--- start ---

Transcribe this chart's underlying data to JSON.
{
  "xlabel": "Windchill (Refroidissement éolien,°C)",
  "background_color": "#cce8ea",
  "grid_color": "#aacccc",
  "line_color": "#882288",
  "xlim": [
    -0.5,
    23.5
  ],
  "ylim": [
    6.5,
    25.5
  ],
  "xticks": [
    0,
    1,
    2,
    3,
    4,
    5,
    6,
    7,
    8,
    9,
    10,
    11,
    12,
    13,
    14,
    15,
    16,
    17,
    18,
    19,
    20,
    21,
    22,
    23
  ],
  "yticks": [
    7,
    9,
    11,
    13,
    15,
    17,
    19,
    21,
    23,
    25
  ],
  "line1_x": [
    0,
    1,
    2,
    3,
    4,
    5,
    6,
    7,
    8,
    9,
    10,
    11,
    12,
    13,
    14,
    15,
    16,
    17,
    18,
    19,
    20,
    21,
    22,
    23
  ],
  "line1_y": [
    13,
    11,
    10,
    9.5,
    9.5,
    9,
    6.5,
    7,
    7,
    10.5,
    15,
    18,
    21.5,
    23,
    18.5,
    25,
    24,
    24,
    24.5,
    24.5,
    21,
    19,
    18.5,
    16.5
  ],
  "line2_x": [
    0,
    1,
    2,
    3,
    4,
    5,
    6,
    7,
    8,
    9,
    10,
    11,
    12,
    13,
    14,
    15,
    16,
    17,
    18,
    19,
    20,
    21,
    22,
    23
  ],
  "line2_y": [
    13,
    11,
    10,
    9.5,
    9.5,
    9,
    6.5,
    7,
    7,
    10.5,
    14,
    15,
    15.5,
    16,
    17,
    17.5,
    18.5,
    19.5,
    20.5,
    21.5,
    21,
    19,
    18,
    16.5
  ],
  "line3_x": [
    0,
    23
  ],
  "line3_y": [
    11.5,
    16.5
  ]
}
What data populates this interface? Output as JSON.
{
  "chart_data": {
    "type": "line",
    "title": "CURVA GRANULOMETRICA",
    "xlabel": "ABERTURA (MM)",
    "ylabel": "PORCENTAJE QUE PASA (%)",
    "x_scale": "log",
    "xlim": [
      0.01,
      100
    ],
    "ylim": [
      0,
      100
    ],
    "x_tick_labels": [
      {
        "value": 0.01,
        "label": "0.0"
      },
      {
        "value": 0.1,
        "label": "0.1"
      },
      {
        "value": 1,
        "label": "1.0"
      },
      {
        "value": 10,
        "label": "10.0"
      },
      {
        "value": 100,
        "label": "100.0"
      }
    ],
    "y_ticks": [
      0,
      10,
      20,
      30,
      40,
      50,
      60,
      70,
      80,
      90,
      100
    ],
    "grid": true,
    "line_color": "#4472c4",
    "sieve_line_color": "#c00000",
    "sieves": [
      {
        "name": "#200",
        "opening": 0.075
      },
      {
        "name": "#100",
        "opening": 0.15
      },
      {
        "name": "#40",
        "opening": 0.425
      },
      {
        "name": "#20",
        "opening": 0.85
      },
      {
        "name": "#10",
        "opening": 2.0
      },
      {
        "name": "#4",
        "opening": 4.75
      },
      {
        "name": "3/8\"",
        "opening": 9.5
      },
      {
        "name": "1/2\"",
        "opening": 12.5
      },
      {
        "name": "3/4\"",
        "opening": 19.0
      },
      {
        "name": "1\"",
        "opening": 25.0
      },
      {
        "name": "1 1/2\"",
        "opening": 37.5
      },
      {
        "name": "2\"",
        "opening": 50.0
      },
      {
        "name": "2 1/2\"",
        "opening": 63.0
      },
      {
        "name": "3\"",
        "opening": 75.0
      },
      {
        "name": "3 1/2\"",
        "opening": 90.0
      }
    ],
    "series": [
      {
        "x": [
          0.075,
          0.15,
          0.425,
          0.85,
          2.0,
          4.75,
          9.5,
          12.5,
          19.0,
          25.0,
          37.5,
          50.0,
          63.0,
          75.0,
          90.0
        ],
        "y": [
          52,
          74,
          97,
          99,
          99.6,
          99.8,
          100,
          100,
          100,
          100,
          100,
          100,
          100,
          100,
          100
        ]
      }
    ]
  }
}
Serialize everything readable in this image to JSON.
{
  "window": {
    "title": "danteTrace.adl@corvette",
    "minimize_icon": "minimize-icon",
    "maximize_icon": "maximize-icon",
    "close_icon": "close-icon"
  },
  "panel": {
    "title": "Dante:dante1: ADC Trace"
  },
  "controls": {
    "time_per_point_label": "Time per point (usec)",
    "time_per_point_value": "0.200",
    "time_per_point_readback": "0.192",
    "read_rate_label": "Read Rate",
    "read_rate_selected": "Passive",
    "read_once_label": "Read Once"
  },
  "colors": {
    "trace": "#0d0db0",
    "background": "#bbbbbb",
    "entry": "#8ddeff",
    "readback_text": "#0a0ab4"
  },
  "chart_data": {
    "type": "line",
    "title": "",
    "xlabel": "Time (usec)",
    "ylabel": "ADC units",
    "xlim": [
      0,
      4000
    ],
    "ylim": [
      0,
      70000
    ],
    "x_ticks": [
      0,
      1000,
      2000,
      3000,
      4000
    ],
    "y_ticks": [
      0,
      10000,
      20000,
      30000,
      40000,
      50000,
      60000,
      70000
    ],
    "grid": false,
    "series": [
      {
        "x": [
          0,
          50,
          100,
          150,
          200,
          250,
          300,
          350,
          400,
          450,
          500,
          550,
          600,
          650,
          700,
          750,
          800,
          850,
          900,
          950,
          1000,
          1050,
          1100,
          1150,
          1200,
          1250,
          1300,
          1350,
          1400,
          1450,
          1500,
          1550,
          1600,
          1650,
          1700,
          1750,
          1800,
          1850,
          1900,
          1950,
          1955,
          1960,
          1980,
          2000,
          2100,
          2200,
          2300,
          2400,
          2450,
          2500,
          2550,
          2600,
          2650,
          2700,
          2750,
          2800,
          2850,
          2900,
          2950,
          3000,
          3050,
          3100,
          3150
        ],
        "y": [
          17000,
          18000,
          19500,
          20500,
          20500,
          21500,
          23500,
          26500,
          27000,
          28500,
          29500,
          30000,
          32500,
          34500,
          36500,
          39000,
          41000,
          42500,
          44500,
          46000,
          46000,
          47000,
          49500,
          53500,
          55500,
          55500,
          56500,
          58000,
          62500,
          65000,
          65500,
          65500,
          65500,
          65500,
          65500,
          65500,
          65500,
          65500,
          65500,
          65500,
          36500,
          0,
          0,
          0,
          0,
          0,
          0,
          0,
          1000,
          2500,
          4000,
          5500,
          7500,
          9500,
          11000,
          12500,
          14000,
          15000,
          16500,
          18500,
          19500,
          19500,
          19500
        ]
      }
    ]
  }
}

--- end ---

*Short exercise*. Return every line of the preceding records in which the word "JSON" appears.

*Complete answer*.
Transcribe this chart's underlying data to JSON.
What data populates this interface? Output as JSON.
Serialize everything readable in this image to JSON.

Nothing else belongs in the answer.